Source data:
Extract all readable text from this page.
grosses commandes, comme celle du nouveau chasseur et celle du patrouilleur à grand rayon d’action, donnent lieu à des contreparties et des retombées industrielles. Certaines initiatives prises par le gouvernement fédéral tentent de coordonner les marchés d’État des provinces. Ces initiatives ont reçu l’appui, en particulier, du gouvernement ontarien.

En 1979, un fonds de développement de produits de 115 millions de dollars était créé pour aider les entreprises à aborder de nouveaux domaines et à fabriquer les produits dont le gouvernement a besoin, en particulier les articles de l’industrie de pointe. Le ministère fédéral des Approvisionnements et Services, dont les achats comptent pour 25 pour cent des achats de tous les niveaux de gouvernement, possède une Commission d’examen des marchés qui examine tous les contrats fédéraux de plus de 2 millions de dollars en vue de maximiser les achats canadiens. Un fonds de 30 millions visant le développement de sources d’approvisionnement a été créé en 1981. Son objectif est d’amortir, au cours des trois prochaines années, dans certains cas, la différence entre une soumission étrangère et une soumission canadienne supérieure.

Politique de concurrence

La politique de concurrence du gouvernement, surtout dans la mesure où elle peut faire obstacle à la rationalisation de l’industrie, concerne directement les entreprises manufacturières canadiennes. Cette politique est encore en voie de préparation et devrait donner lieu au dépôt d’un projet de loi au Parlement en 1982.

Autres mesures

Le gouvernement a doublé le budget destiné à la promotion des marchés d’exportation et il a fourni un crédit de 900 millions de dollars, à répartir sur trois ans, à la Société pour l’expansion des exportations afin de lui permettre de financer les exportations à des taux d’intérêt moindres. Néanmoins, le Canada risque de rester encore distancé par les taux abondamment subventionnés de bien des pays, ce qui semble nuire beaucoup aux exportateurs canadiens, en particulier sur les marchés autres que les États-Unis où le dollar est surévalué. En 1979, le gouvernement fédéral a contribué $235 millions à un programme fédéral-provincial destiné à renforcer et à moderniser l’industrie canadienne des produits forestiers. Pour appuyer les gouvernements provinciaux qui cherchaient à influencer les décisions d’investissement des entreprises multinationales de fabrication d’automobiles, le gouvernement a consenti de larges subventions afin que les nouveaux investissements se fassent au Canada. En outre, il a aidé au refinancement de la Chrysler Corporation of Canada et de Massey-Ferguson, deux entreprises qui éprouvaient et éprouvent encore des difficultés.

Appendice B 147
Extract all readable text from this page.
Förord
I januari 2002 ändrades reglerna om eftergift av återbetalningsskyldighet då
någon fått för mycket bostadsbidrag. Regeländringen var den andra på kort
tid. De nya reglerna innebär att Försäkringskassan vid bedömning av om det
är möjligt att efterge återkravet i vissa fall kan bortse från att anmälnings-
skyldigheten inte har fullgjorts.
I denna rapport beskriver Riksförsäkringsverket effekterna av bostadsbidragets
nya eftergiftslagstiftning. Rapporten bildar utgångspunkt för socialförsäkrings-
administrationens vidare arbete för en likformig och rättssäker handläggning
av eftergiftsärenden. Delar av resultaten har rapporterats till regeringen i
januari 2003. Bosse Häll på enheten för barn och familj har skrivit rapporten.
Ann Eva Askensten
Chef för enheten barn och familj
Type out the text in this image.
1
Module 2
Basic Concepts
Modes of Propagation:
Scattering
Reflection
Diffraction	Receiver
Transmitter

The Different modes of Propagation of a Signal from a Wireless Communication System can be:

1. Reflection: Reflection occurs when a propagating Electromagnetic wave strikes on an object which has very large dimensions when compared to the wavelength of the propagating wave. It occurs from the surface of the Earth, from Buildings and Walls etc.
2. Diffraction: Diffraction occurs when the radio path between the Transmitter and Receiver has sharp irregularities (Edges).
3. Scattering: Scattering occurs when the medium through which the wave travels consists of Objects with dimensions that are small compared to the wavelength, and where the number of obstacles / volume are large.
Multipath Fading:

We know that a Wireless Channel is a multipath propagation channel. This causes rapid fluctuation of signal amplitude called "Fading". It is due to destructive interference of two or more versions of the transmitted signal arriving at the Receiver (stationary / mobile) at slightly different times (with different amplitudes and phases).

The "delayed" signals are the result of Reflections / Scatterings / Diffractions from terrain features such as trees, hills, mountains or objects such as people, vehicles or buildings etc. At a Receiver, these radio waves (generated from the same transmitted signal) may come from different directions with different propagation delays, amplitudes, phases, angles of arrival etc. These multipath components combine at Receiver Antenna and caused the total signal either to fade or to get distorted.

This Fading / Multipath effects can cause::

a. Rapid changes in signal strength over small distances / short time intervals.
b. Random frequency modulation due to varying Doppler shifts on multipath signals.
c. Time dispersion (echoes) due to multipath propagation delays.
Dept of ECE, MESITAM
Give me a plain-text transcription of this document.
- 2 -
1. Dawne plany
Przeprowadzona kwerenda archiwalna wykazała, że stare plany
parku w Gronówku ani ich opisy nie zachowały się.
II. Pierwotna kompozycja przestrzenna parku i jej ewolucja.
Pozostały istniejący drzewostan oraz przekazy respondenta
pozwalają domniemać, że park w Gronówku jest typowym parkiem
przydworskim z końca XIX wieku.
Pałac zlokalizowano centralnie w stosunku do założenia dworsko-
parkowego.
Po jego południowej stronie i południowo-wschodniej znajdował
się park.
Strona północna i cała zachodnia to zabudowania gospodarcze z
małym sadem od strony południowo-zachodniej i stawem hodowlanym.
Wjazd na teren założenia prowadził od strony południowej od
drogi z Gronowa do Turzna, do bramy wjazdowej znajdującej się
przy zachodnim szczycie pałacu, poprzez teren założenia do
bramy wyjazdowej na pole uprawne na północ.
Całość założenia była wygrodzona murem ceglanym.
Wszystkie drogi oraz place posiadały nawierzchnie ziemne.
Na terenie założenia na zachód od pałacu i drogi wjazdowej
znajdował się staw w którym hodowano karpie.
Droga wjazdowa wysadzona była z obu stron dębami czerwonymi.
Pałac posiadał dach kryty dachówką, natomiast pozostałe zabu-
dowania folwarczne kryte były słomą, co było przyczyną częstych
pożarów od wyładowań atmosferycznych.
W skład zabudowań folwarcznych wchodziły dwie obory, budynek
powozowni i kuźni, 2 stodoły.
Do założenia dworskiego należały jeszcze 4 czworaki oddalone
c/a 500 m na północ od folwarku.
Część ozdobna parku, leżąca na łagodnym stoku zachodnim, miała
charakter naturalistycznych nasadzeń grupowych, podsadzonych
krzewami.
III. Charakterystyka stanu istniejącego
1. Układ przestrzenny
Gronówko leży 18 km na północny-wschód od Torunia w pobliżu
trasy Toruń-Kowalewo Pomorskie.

Task requirements: Answer with one number only: how many lines above contain the word "pałacu".

Answer to the exercise: 2